What is expected
An identical copy of all the entries is the required result.

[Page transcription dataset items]
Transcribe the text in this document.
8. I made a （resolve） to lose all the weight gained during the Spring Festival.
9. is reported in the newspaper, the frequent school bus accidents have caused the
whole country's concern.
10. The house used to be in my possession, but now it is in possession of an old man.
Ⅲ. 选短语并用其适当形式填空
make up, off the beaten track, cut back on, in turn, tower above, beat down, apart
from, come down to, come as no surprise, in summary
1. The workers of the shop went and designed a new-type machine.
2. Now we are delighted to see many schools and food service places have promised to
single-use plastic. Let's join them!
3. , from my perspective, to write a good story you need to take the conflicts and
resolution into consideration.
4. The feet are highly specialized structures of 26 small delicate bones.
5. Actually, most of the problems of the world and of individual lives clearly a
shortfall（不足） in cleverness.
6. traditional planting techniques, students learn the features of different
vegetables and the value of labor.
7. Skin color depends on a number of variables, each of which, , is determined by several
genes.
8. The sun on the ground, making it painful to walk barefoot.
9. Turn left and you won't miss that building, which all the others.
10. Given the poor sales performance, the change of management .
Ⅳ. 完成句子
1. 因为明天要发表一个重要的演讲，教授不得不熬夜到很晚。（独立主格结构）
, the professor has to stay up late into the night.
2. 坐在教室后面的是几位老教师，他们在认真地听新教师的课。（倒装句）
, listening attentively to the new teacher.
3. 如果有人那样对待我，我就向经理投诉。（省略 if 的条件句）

Answer to this exercise
Transcribe the text in this document.
8. I made a （resolve） to lose all the weight gained during the Spring Festival.
9. is reported in the newspaper, the frequent school bus accidents have caused the
whole country's concern.
10. The house used to be in my possession, but now it is in possession of an old man.
Ⅲ. 选短语并用其适当形式填空
make up, off the beaten track, cut back on, in turn, tower above, beat down, apart
from, come down to, come as no surprise, in summary
1. The workers of the shop went and designed a new-type machine.
2. Now we are delighted to see many schools and food service places have promised to
single-use plastic. Let's join them!
3. , from my perspective, to write a good story you need to take the conflicts and
resolution into consideration.
4. The feet are highly specialized structures of 26 small delicate bones.
5. Actually, most of the problems of the world and of individual lives clearly a
shortfall（不足） in cleverness.
6. traditional planting techniques, students learn the features of different
vegetables and the value of labor.
7. Skin color depends on a number of variables, each of which, , is determined by several
genes.
8. The sun on the ground, making it painful to walk barefoot.
9. Turn left and you won't miss that building, which all the others.
10. Given the poor sales performance, the change of management .
Ⅳ. 完成句子
1. 因为明天要发表一个重要的演讲，教授不得不熬夜到很晚。（独立主格结构）
, the professor has to stay up late into the night.
2. 坐在教室后面的是几位老教师，他们在认真地听新教师的课。（倒装句）
, listening attentively to the new teacher.
3. 如果有人那样对待我，我就向经理投诉。（省略 if 的条件句）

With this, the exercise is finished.